Your task: Report each line of the data that includes the word "text".

(Dataset listings of figures)

======

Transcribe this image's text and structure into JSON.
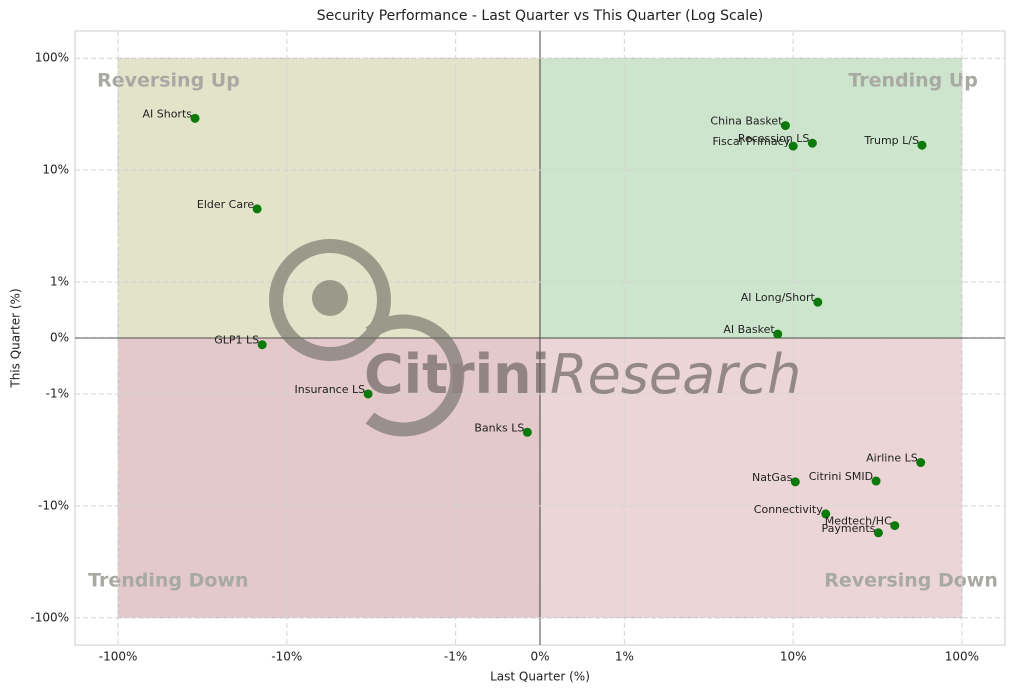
{
  "chart_data": {
    "type": "scatter",
    "title": "Security Performance - Last Quarter vs This Quarter (Log Scale)",
    "x_label": "Last Quarter (%)",
    "y_label": "This Quarter (%)",
    "xscale": "symlog",
    "yscale": "symlog",
    "xlim": [
      -180,
      180
    ],
    "ylim": [
      -175,
      175
    ],
    "xticks": [
      {
        "value": -100,
        "label": "-100%"
      },
      {
        "value": -10,
        "label": "-10%"
      },
      {
        "value": -1,
        "label": "-1%"
      },
      {
        "value": 0,
        "label": "0%"
      },
      {
        "value": 1,
        "label": "1%"
      },
      {
        "value": 10,
        "label": "10%"
      },
      {
        "value": 100,
        "label": "100%"
      }
    ],
    "yticks": [
      {
        "value": -100,
        "label": "-100%"
      },
      {
        "value": -10,
        "label": "-10%"
      },
      {
        "value": -1,
        "label": "-1%"
      },
      {
        "value": 0,
        "label": "0%"
      },
      {
        "value": 1,
        "label": "1%"
      },
      {
        "value": 10,
        "label": "10%"
      },
      {
        "value": 100,
        "label": "100%"
      }
    ],
    "grid": true,
    "quadrants": [
      {
        "label": "Reversing Up",
        "color": "#e2e3c9",
        "x": [
          -100,
          0
        ],
        "y": [
          0,
          100
        ]
      },
      {
        "label": "Trending Up",
        "color": "#cde5cc",
        "x": [
          0,
          100
        ],
        "y": [
          0,
          100
        ]
      },
      {
        "label": "Trending Down",
        "color": "#e3c9ca",
        "x": [
          -100,
          0
        ],
        "y": [
          -100,
          0
        ]
      },
      {
        "label": "Reversing Down",
        "color": "#ecd5d6",
        "x": [
          0,
          100
        ],
        "y": [
          -100,
          0
        ]
      }
    ],
    "watermark": [
      "Citrini",
      "Research"
    ],
    "series": [
      {
        "color": "#0b7a0b",
        "labels": [
          "AI Shorts",
          "Elder Care",
          "GLP1 LS",
          "Insurance LS",
          "Banks LS",
          "China Basket",
          "Recession LS",
          "Fiscal Primacy",
          "Trump L/S",
          "AI Long/Short",
          "AI Basket",
          "Airline LS",
          "NatGas",
          "Citrini SMID",
          "Connectivity",
          "Medtech/HC",
          "Payments"
        ],
        "x": [
          -35,
          -15,
          -14,
          -3.3,
          -0.15,
          9,
          13,
          10,
          58,
          14,
          8.1,
          57,
          10.3,
          31,
          15.6,
          40,
          32
        ],
        "values": [
          29,
          4.5,
          -0.12,
          -1,
          -2.2,
          25,
          17.4,
          16.4,
          16.7,
          0.64,
          0.07,
          -4.1,
          -6.1,
          -6,
          -11.8,
          -15,
          -17.4
        ]
      }
    ]
  }
}
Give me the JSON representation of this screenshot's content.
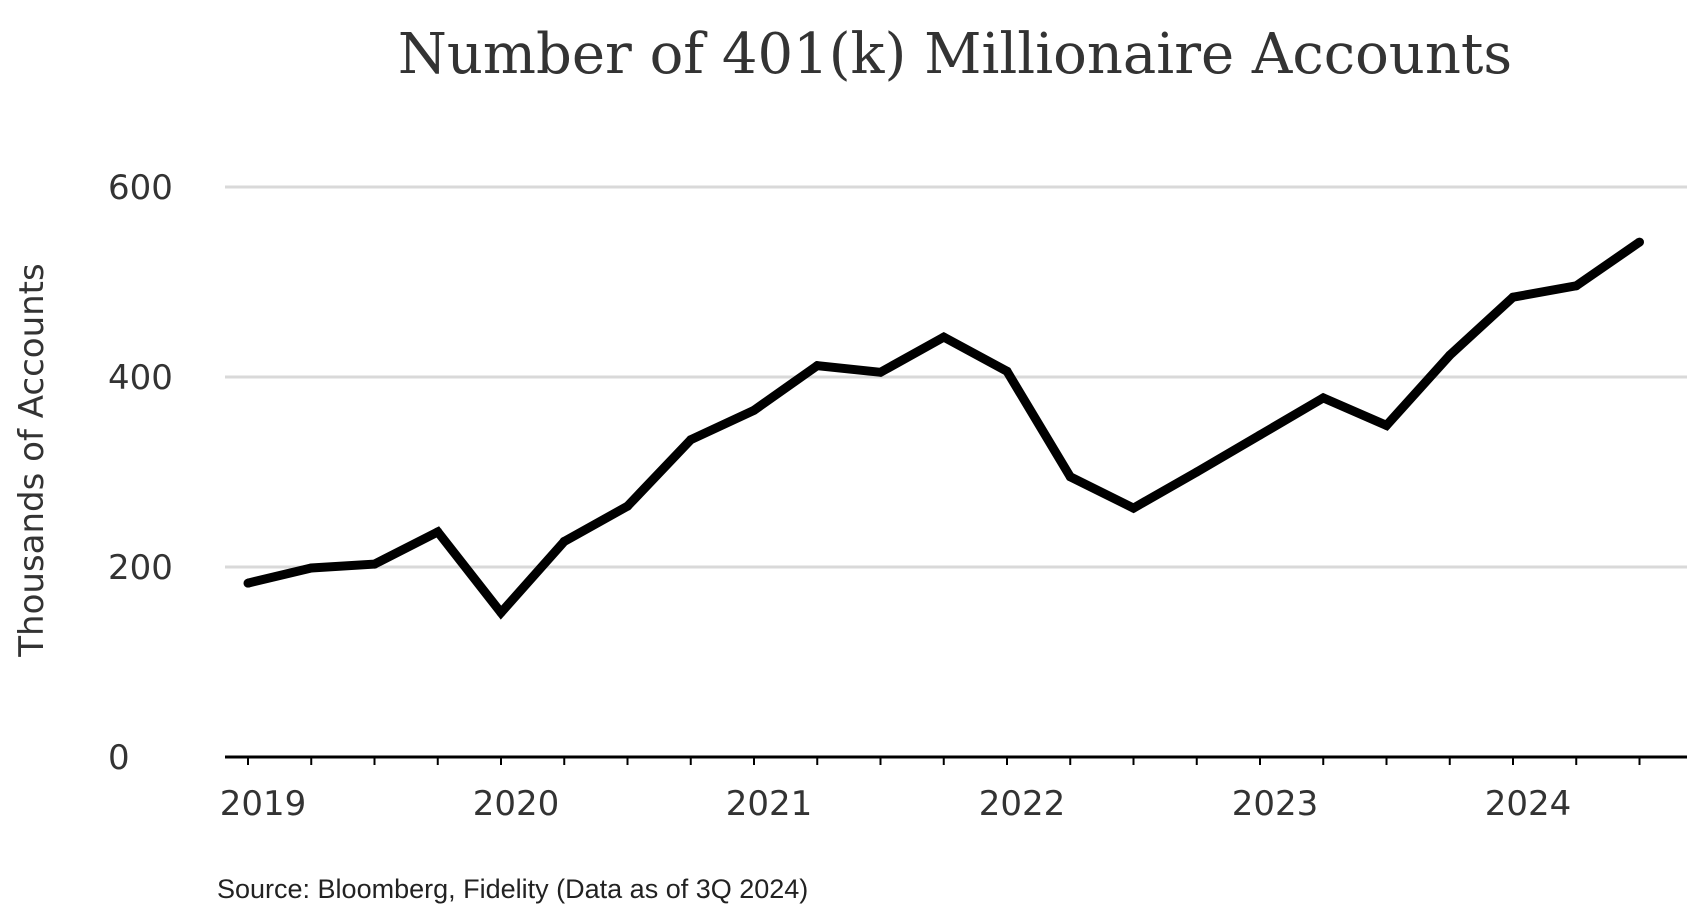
{
  "chart_data": {
    "type": "line",
    "title": "Number of 401(k) Millionaire Accounts",
    "xlabel": "",
    "ylabel": "Thousands of Accounts",
    "source": "Source: Bloomberg, Fidelity (Data as of 3Q 2024)",
    "ylim": [
      0,
      600
    ],
    "yticks": [
      0,
      200,
      400,
      600
    ],
    "xlim": [
      2019.0,
      2024.75
    ],
    "xtick_labels": [
      "2019",
      "2020",
      "2021",
      "2022",
      "2023",
      "2024"
    ],
    "xtick_positions": [
      2019,
      2020,
      2021,
      2022,
      2023,
      2024
    ],
    "grid": true,
    "colors": {
      "line": "#000000",
      "grid": "#d9d9d9",
      "axis": "#000000",
      "text": "#333333"
    },
    "series": [
      {
        "x": [
          2019.0,
          2019.25,
          2019.5,
          2019.75,
          2020.0,
          2020.25,
          2020.5,
          2020.75,
          2021.0,
          2021.25,
          2021.5,
          2021.75,
          2022.0,
          2022.25,
          2022.5,
          2022.75,
          2023.0,
          2023.25,
          2023.5,
          2023.75,
          2024.0,
          2024.25,
          2024.5
        ],
        "values": [
          183,
          199,
          203,
          237,
          152,
          227,
          264,
          334,
          365,
          412,
          405,
          442,
          406,
          295,
          262,
          300,
          339,
          378,
          349,
          423,
          484,
          496,
          542
        ]
      }
    ]
  }
}
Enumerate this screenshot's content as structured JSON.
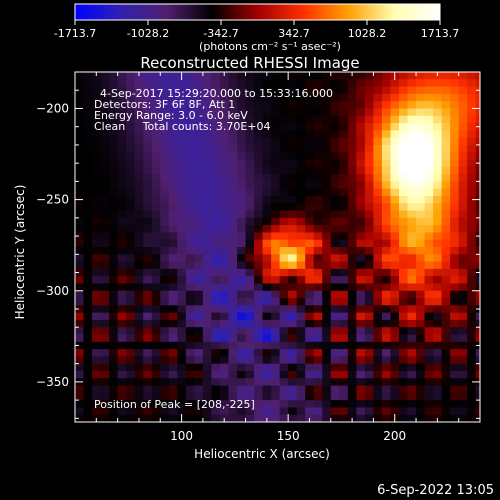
{
  "chart_data": {
    "type": "heatmap",
    "title": "Reconstructed RHESSI Image",
    "xlabel": "Heliocentric X (arcsec)",
    "ylabel": "Heliocentric Y (arcsec)",
    "xlim": [
      50,
      240
    ],
    "ylim": [
      -372,
      -180
    ],
    "x_ticks": [
      100,
      150,
      200
    ],
    "y_ticks": [
      -200,
      -250,
      -300,
      -350
    ],
    "colorbar": {
      "ticks": [
        "-1713.7",
        "-1028.2",
        "-342.7",
        "342.7",
        "1028.2",
        "1713.7"
      ],
      "tick_values": [
        -1713.7,
        -1028.2,
        -342.7,
        342.7,
        1028.2,
        1713.7
      ],
      "unit_label": "(photons cm⁻² s⁻¹ asec⁻²)",
      "stops": [
        "#0000ff",
        "#3020b0",
        "#502070",
        "#000000",
        "#a00000",
        "#ff3000",
        "#ffa000",
        "#ffffb0",
        "#ffffff"
      ]
    },
    "info_lines": [
      "4-Sep-2017 15:29:20.000 to 15:33:16.000",
      "Detectors: 3F 6F 8F, Att 1",
      "Energy Range: 3.0 - 6.0 keV",
      "Clean     Total counts: 3.70E+04"
    ],
    "peak_label": "Position of Peak = [208,-225]",
    "peak": [
      208,
      -225
    ],
    "sources": [
      {
        "x": 208,
        "y": -225,
        "sx": 14,
        "sy": 18,
        "amp": 1713.7
      },
      {
        "x": 212,
        "y": -265,
        "sx": 15,
        "sy": 30,
        "amp": 1250
      },
      {
        "x": 225,
        "y": -195,
        "sx": 22,
        "sy": 18,
        "amp": 900
      },
      {
        "x": 148,
        "y": -280,
        "sx": 12,
        "sy": 12,
        "amp": 1550
      }
    ]
  },
  "footer": {
    "timestamp": "6-Sep-2022 13:05"
  }
}
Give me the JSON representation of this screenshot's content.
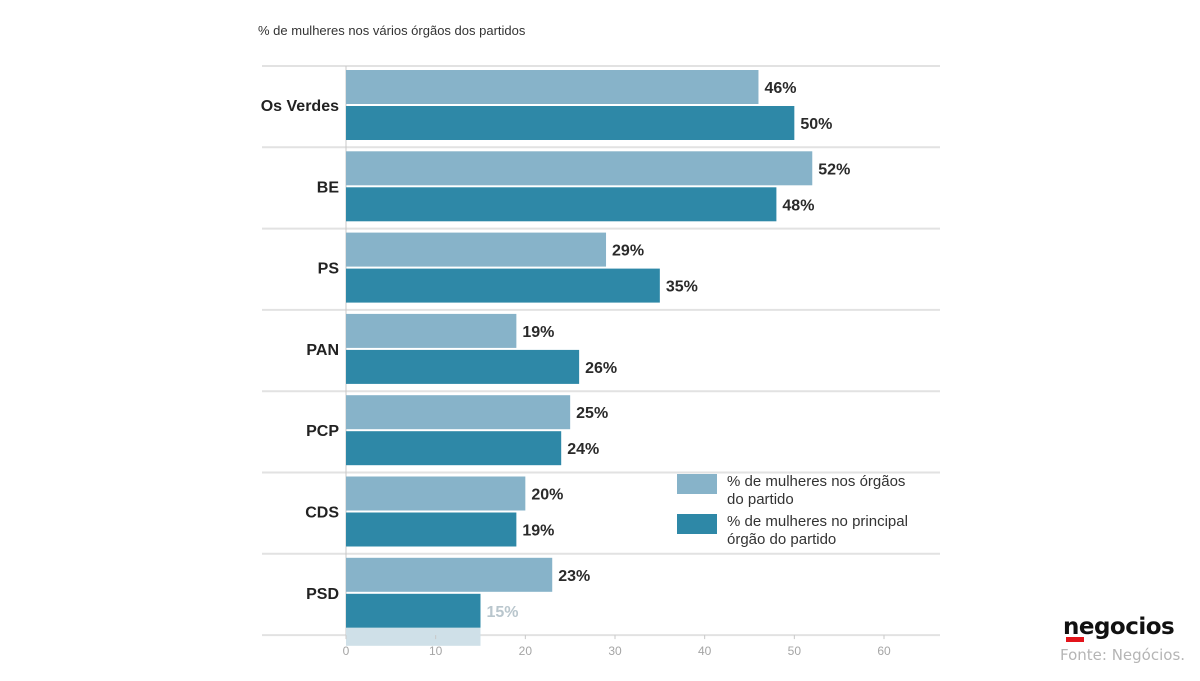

======

Full answer:
Transcribe this image's text and structure into JSON.
      "text": "#333333"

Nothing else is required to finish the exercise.